#### [What you should do]
Print every line below without changing a single character.

[start]

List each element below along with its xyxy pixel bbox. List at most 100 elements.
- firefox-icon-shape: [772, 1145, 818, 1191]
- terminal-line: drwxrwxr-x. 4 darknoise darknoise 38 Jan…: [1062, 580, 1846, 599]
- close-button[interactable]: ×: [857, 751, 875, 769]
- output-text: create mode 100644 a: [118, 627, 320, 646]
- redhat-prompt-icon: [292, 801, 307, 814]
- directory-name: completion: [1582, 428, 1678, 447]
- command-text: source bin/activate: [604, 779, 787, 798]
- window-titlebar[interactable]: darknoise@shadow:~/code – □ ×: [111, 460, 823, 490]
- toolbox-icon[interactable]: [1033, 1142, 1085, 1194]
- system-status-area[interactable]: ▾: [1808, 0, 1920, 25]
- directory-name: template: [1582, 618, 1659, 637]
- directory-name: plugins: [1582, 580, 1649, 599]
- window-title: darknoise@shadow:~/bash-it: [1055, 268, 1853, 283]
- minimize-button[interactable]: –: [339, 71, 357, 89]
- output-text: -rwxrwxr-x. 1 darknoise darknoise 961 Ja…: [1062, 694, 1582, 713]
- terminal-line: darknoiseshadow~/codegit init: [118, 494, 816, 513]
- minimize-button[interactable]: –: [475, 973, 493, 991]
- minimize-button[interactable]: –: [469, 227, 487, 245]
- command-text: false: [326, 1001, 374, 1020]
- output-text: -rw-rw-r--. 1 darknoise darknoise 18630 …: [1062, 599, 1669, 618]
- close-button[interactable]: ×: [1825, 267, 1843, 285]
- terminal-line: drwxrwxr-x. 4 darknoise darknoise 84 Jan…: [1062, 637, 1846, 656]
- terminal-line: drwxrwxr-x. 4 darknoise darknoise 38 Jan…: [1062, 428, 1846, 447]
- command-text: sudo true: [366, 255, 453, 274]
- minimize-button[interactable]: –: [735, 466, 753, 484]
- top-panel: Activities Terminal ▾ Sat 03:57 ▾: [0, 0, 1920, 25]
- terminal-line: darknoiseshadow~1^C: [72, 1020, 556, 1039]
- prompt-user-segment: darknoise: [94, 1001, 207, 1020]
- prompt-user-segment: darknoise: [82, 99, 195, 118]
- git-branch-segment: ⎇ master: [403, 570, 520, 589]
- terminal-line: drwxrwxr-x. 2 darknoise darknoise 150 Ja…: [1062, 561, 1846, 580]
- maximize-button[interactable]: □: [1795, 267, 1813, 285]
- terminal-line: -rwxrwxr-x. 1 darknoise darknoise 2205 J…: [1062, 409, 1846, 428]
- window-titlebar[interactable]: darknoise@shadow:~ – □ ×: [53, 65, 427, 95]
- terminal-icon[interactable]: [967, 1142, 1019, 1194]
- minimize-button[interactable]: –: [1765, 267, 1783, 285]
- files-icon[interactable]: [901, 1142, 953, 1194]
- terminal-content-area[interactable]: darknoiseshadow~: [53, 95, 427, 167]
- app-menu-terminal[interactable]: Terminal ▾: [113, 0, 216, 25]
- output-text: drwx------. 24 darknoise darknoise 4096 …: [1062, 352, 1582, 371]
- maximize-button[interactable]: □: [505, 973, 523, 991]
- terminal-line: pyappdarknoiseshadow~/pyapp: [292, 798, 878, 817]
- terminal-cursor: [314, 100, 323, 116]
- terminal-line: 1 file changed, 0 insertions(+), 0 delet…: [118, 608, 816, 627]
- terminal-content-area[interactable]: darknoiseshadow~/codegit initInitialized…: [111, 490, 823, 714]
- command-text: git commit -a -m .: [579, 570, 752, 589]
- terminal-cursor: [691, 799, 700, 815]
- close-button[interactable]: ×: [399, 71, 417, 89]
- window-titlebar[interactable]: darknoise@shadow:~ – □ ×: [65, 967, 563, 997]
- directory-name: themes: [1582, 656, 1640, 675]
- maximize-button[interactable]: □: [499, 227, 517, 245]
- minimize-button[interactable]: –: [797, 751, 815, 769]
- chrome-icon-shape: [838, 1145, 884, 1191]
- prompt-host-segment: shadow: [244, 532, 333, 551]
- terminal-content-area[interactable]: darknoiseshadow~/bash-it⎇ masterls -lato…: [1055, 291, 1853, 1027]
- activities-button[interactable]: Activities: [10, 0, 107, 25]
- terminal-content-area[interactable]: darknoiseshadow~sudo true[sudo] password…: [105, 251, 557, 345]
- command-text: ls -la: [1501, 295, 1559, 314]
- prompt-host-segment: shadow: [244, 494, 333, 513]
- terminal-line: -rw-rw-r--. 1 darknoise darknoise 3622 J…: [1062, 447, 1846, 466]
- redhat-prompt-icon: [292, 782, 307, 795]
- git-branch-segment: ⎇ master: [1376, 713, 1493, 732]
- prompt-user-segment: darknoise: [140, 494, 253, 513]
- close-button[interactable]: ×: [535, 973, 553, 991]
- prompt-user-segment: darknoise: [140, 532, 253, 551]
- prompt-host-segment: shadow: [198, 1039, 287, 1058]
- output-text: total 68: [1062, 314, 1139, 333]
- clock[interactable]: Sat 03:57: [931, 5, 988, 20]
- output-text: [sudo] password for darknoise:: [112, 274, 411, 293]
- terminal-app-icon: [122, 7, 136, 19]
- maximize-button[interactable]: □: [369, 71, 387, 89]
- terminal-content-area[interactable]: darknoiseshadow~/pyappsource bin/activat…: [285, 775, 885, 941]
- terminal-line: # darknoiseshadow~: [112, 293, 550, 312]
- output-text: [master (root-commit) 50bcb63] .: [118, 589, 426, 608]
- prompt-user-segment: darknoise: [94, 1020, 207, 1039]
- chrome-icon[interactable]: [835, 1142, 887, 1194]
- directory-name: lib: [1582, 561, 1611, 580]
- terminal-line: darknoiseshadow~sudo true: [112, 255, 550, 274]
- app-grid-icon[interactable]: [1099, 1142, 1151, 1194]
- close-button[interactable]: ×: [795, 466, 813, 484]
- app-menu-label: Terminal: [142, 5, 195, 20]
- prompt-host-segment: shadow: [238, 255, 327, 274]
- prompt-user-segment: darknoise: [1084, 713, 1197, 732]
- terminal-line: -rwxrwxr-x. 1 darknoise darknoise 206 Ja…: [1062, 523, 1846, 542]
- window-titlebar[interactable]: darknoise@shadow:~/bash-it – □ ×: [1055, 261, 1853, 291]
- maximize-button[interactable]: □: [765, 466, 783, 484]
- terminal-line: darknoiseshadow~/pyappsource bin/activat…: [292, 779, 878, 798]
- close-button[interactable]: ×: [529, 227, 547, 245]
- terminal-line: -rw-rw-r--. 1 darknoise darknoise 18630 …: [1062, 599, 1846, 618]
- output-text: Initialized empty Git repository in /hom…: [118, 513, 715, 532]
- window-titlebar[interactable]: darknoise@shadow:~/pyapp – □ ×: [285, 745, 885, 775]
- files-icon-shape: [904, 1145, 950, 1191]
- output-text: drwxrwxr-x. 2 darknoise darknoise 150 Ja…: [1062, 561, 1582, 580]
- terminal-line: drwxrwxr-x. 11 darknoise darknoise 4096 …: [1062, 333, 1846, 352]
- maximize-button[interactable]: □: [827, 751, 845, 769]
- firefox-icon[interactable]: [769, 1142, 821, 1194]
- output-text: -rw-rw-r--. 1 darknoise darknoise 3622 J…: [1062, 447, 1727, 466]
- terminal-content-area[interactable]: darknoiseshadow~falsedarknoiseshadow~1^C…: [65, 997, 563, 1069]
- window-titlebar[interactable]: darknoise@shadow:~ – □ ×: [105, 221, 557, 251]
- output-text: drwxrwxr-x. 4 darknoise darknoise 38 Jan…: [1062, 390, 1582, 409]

[end]

#### [Finished answer]
List each element below along with its xyxy pixel bbox. List at most 100 elements.
- firefox-icon-shape: [772, 1145, 818, 1191]
- terminal-line: drwxrwxr-x. 4 darknoise darknoise 38 Jan…: [1062, 580, 1846, 599]
- close-button[interactable]: ×: [857, 751, 875, 769]
- output-text: create mode 100644 a: [118, 627, 320, 646]
- redhat-prompt-icon: [292, 801, 307, 814]
- directory-name: completion: [1582, 428, 1678, 447]
- command-text: source bin/activate: [604, 779, 787, 798]
- window-titlebar[interactable]: darknoise@shadow:~/code – □ ×: [111, 460, 823, 490]
- toolbox-icon[interactable]: [1033, 1142, 1085, 1194]
- system-status-area[interactable]: ▾: [1808, 0, 1920, 25]
- directory-name: template: [1582, 618, 1659, 637]
- directory-name: plugins: [1582, 580, 1649, 599]
- window-title: darknoise@shadow:~/bash-it: [1055, 268, 1853, 283]
- minimize-button[interactable]: –: [339, 71, 357, 89]
- output-text: -rwxrwxr-x. 1 darknoise darknoise 961 Ja…: [1062, 694, 1582, 713]
- terminal-line: darknoiseshadow~/codegit init: [118, 494, 816, 513]
- minimize-button[interactable]: –: [475, 973, 493, 991]
- minimize-button[interactable]: –: [469, 227, 487, 245]
- command-text: false: [326, 1001, 374, 1020]
- output-text: -rw-rw-r--. 1 darknoise darknoise 18630 …: [1062, 599, 1669, 618]
- close-button[interactable]: ×: [1825, 267, 1843, 285]
- terminal-line: drwxrwxr-x. 4 darknoise darknoise 84 Jan…: [1062, 637, 1846, 656]
- terminal-line: drwxrwxr-x. 4 darknoise darknoise 38 Jan…: [1062, 428, 1846, 447]
- command-text: sudo true: [366, 255, 453, 274]
- minimize-button[interactable]: –: [735, 466, 753, 484]
- top-panel: Activities Terminal ▾ Sat 03:57 ▾: [0, 0, 1920, 25]
- terminal-line: darknoiseshadow~1^C: [72, 1020, 556, 1039]
- prompt-user-segment: darknoise: [94, 1001, 207, 1020]
- prompt-user-segment: darknoise: [82, 99, 195, 118]
- git-branch-segment: ⎇ master: [403, 570, 520, 589]
- terminal-line: drwxrwxr-x. 2 darknoise darknoise 150 Ja…: [1062, 561, 1846, 580]
- maximize-button[interactable]: □: [1795, 267, 1813, 285]
- terminal-line: -rwxrwxr-x. 1 darknoise darknoise 2205 J…: [1062, 409, 1846, 428]
- window-titlebar[interactable]: darknoise@shadow:~ – □ ×: [53, 65, 427, 95]
- terminal-icon[interactable]: [967, 1142, 1019, 1194]
- minimize-button[interactable]: –: [1765, 267, 1783, 285]
- files-icon[interactable]: [901, 1142, 953, 1194]
- terminal-content-area[interactable]: darknoiseshadow~: [53, 95, 427, 167]
- app-menu-terminal[interactable]: Terminal ▾: [113, 0, 216, 25]
- output-text: drwx------. 24 darknoise darknoise 4096 …: [1062, 352, 1582, 371]
- maximize-button[interactable]: □: [505, 973, 523, 991]
- terminal-line: pyappdarknoiseshadow~/pyapp: [292, 798, 878, 817]
- terminal-cursor: [314, 100, 323, 116]
- terminal-line: 1 file changed, 0 insertions(+), 0 delet…: [118, 608, 816, 627]
- terminal-content-area[interactable]: darknoiseshadow~/codegit initInitialized…: [111, 490, 823, 714]
- command-text: git commit -a -m .: [579, 570, 752, 589]
- terminal-cursor: [691, 799, 700, 815]
- close-button[interactable]: ×: [399, 71, 417, 89]
- window-titlebar[interactable]: darknoise@shadow:~ – □ ×: [65, 967, 563, 997]
- directory-name: themes: [1582, 656, 1640, 675]
- maximize-button[interactable]: □: [499, 227, 517, 245]
- minimize-button[interactable]: –: [797, 751, 815, 769]
- chrome-icon-shape: [838, 1145, 884, 1191]
- prompt-host-segment: shadow: [244, 532, 333, 551]
- terminal-content-area[interactable]: darknoiseshadow~/bash-it⎇ masterls -lato…: [1055, 291, 1853, 1027]
- activities-button[interactable]: Activities: [10, 0, 107, 25]
- terminal-content-area[interactable]: darknoiseshadow~sudo true[sudo] password…: [105, 251, 557, 345]
- command-text: ls -la: [1501, 295, 1559, 314]
- prompt-host-segment: shadow: [244, 494, 333, 513]
- terminal-line: -rw-rw-r--. 1 darknoise darknoise 3622 J…: [1062, 447, 1846, 466]
- redhat-prompt-icon: [292, 782, 307, 795]
- git-branch-segment: ⎇ master: [1376, 713, 1493, 732]
- prompt-user-segment: darknoise: [140, 494, 253, 513]
- close-button[interactable]: ×: [535, 973, 553, 991]
- prompt-user-segment: darknoise: [140, 532, 253, 551]
- prompt-host-segment: shadow: [198, 1039, 287, 1058]
- output-text: total 68: [1062, 314, 1139, 333]
- clock[interactable]: Sat 03:57: [931, 5, 988, 20]
- output-text: [sudo] password for darknoise:: [112, 274, 411, 293]
- terminal-app-icon: [122, 7, 136, 19]
- maximize-button[interactable]: □: [369, 71, 387, 89]
- terminal-content-area[interactable]: darknoiseshadow~/pyappsource bin/activat…: [285, 775, 885, 941]
- terminal-line: # darknoiseshadow~: [112, 293, 550, 312]
- output-text: [master (root-commit) 50bcb63] .: [118, 589, 426, 608]
- prompt-user-segment: darknoise: [94, 1020, 207, 1039]
- chrome-icon[interactable]: [835, 1142, 887, 1194]
- directory-name: lib: [1582, 561, 1611, 580]
- terminal-line: darknoiseshadow~sudo true: [112, 255, 550, 274]
- app-grid-icon[interactable]: [1099, 1142, 1151, 1194]
- close-button[interactable]: ×: [795, 466, 813, 484]
- app-menu-label: Terminal: [142, 5, 195, 20]
- prompt-host-segment: shadow: [238, 255, 327, 274]
- prompt-user-segment: darknoise: [1084, 713, 1197, 732]
- terminal-line: -rwxrwxr-x. 1 darknoise darknoise 206 Ja…: [1062, 523, 1846, 542]
- window-titlebar[interactable]: darknoise@shadow:~/bash-it – □ ×: [1055, 261, 1853, 291]
- maximize-button[interactable]: □: [765, 466, 783, 484]
- terminal-line: darknoiseshadow~/pyappsource bin/activat…: [292, 779, 878, 798]
- close-button[interactable]: ×: [529, 227, 547, 245]
- terminal-line: -rw-rw-r--. 1 darknoise darknoise 18630 …: [1062, 599, 1846, 618]
- output-text: Initialized empty Git repository in /hom…: [118, 513, 715, 532]
- window-titlebar[interactable]: darknoise@shadow:~/pyapp – □ ×: [285, 745, 885, 775]
- files-icon-shape: [904, 1145, 950, 1191]
- output-text: drwxrwxr-x. 2 darknoise darknoise 150 Ja…: [1062, 561, 1582, 580]
- terminal-line: drwxrwxr-x. 11 darknoise darknoise 4096 …: [1062, 333, 1846, 352]
- maximize-button[interactable]: □: [827, 751, 845, 769]
- firefox-icon[interactable]: [769, 1142, 821, 1194]
- output-text: -rw-rw-r--. 1 darknoise darknoise 3622 J…: [1062, 447, 1727, 466]
- terminal-content-area[interactable]: darknoiseshadow~falsedarknoiseshadow~1^C…: [65, 997, 563, 1069]
- window-titlebar[interactable]: darknoise@shadow:~ – □ ×: [105, 221, 557, 251]
- output-text: drwxrwxr-x. 4 darknoise darknoise 38 Jan…: [1062, 390, 1582, 409]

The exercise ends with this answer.